— DATA SHOWN —

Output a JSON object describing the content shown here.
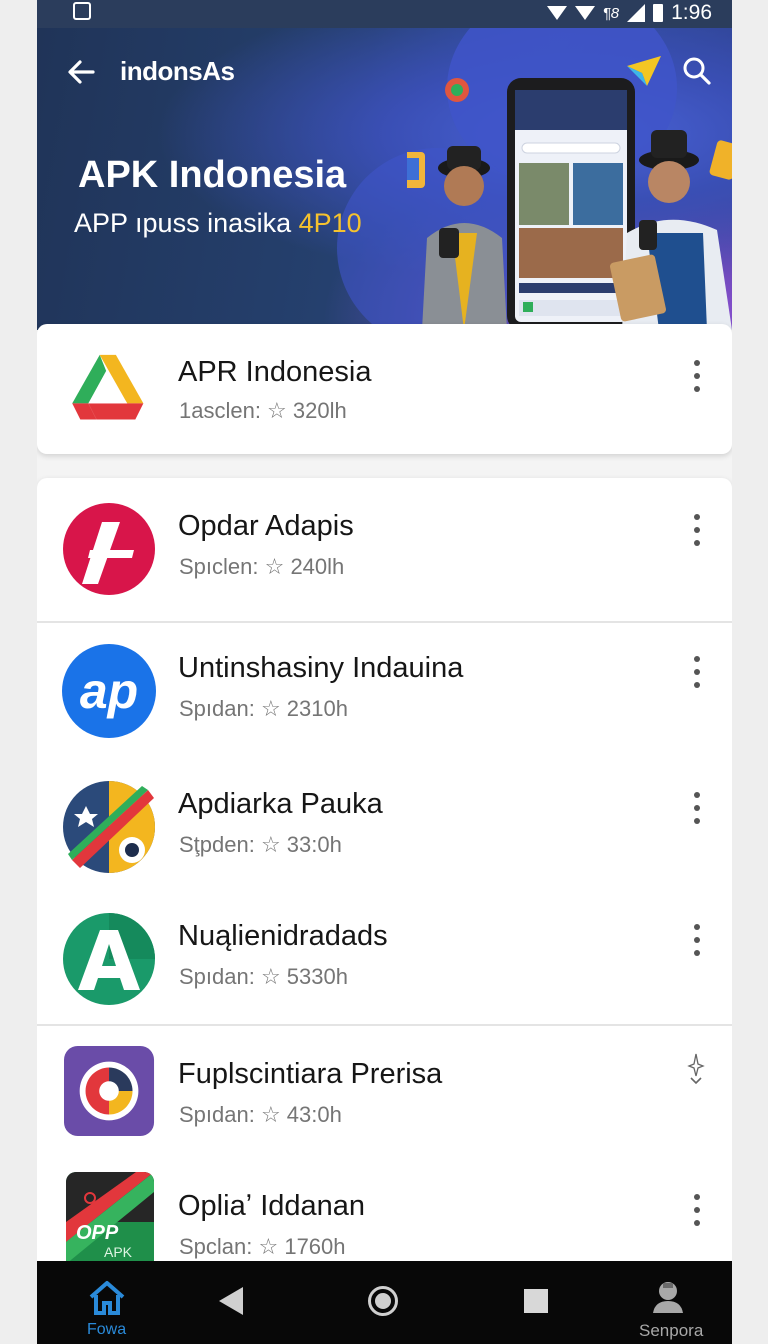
{
  "status_bar": {
    "time": "1:96",
    "net": "¶8"
  },
  "header": {
    "brand": "indonsAs"
  },
  "banner": {
    "title": "APK Indonesia",
    "subtitle_prefix": "APP ıpuss inasika ",
    "subtitle_highlight": "4P10"
  },
  "featured": {
    "name": "APR Indonesia",
    "meta": "1asclеn: ☆ 320lh"
  },
  "apps": [
    {
      "name": "Opdar Adapis",
      "meta": "Spıclen: ☆ 240lh"
    },
    {
      "name": "Untinshasiny Indauina",
      "meta": "Spıdan: ☆ 2310h"
    },
    {
      "name": "Apdiarka Pauka",
      "meta": "Sţpden: ☆ 33:0h"
    },
    {
      "name": "Nuąlienidradads",
      "meta": "Spıdan: ☆ 5330h"
    },
    {
      "name": "Fuplscintiara Prerisa",
      "meta": "Spıdan: ☆ 43:0h"
    },
    {
      "name": "Opliaʼ Iddanan",
      "meta": "Spclan: ☆ 1760h"
    }
  ],
  "app_icon_text": {
    "ap": "ap",
    "opp": "OPP",
    "apk": "APK"
  },
  "nav": {
    "home_label": "Fowa",
    "user_label": "Senpora"
  },
  "colors": {
    "accent": "#2a8ad9",
    "banner": "#25406e",
    "highlight": "#f5c22e"
  }
}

— TASK INSTRUCTIONS —
Except for the pictures, give all the material above again verbatim.

— COMPLETED TASK —
Output a JSON object describing the content shown here.
{
  "status_bar": {
    "time": "1:96",
    "net": "¶8"
  },
  "header": {
    "brand": "indonsAs"
  },
  "banner": {
    "title": "APK Indonesia",
    "subtitle_prefix": "APP ıpuss inasika ",
    "subtitle_highlight": "4P10"
  },
  "featured": {
    "name": "APR Indonesia",
    "meta": "1asclеn: ☆ 320lh"
  },
  "apps": [
    {
      "name": "Opdar Adapis",
      "meta": "Spıclen: ☆ 240lh"
    },
    {
      "name": "Untinshasiny Indauina",
      "meta": "Spıdan: ☆ 2310h"
    },
    {
      "name": "Apdiarka Pauka",
      "meta": "Sţpden: ☆ 33:0h"
    },
    {
      "name": "Nuąlienidradads",
      "meta": "Spıdan: ☆ 5330h"
    },
    {
      "name": "Fuplscintiara Prerisa",
      "meta": "Spıdan: ☆ 43:0h"
    },
    {
      "name": "Opliaʼ Iddanan",
      "meta": "Spclan: ☆ 1760h"
    }
  ],
  "app_icon_text": {
    "ap": "ap",
    "opp": "OPP",
    "apk": "APK"
  },
  "nav": {
    "home_label": "Fowa",
    "user_label": "Senpora"
  },
  "colors": {
    "accent": "#2a8ad9",
    "banner": "#25406e",
    "highlight": "#f5c22e"
  }
}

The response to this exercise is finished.